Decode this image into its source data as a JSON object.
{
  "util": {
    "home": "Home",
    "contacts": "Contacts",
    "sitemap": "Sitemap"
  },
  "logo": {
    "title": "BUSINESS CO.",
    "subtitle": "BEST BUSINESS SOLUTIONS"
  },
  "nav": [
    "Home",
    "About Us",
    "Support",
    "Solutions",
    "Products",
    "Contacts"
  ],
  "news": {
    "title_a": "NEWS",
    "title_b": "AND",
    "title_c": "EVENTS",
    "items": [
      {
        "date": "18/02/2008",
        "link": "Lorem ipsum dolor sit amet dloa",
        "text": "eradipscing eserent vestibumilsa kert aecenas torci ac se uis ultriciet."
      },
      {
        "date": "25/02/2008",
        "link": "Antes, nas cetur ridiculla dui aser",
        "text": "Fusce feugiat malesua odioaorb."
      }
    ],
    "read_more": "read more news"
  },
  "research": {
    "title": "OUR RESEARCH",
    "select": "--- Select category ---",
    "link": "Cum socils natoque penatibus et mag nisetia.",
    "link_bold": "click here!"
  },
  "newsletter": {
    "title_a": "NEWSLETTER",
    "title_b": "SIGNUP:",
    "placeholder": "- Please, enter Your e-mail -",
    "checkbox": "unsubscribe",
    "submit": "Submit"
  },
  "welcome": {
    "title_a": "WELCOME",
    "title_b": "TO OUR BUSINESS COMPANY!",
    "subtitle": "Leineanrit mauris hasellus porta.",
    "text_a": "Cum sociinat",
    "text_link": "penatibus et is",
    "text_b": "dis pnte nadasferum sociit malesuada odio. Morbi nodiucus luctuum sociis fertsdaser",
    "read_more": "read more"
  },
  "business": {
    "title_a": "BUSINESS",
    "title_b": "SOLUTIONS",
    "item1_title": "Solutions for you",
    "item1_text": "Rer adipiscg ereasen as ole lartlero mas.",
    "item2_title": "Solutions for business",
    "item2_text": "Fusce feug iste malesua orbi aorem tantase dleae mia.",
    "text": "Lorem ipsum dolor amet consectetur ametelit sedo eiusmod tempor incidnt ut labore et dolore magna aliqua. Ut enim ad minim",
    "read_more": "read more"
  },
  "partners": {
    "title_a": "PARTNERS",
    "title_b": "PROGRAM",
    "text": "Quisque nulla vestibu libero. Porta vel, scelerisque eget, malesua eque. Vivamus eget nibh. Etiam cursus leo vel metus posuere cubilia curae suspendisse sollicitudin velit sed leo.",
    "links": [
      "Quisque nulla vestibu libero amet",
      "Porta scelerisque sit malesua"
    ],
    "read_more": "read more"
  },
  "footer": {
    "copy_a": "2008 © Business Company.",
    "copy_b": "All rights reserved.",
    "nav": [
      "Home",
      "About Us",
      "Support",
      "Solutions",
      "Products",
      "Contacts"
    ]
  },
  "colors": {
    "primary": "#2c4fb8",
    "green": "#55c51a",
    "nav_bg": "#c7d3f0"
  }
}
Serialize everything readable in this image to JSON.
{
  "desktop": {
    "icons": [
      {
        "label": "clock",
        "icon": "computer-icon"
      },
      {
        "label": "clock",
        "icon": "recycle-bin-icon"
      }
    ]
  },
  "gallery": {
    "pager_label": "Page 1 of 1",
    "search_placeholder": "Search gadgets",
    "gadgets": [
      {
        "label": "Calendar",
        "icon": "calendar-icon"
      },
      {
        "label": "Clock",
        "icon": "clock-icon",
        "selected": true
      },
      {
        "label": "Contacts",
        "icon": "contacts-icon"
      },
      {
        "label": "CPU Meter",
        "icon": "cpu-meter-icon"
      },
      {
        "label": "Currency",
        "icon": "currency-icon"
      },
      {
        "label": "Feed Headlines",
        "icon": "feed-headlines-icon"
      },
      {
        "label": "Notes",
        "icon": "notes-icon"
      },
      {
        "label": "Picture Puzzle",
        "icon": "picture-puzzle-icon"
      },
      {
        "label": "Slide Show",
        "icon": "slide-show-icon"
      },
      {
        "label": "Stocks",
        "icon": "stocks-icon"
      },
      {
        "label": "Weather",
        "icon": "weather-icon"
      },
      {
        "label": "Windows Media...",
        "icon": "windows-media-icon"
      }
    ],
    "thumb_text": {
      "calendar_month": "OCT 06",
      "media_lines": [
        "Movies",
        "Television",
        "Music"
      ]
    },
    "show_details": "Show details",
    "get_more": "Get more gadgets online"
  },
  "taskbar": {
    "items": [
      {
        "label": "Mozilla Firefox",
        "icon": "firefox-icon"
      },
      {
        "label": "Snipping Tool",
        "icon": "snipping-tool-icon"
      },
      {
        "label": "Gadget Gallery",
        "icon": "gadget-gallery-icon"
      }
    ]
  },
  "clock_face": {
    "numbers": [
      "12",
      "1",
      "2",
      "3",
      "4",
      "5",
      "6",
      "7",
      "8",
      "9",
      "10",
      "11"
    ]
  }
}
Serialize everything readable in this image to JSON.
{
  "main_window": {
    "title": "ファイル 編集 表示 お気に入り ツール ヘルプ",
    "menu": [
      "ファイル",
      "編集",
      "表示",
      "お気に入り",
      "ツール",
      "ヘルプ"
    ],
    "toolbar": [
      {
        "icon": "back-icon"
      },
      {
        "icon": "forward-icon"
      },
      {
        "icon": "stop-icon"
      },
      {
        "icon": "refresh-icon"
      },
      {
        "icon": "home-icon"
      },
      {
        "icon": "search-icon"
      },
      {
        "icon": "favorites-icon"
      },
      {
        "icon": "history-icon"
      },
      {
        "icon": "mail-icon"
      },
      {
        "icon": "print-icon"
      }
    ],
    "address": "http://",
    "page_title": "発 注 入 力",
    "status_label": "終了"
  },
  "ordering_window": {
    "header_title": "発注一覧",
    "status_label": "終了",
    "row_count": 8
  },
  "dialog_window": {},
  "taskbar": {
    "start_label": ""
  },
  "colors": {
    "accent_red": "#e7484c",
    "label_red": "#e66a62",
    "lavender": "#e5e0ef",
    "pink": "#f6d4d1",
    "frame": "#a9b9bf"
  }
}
═══
● What is required
Gather every line from the entries above where the word "Lorem" appears, and copy them.

● Output of the exercise
        "link": "Lorem ipsum dolor sit amet dloa",
    "text": "Lorem ipsum dolor amet consectetur ametelit sedo eiusmod tempor incidnt ut labore et dolore magna aliqua. Ut enim ad minim",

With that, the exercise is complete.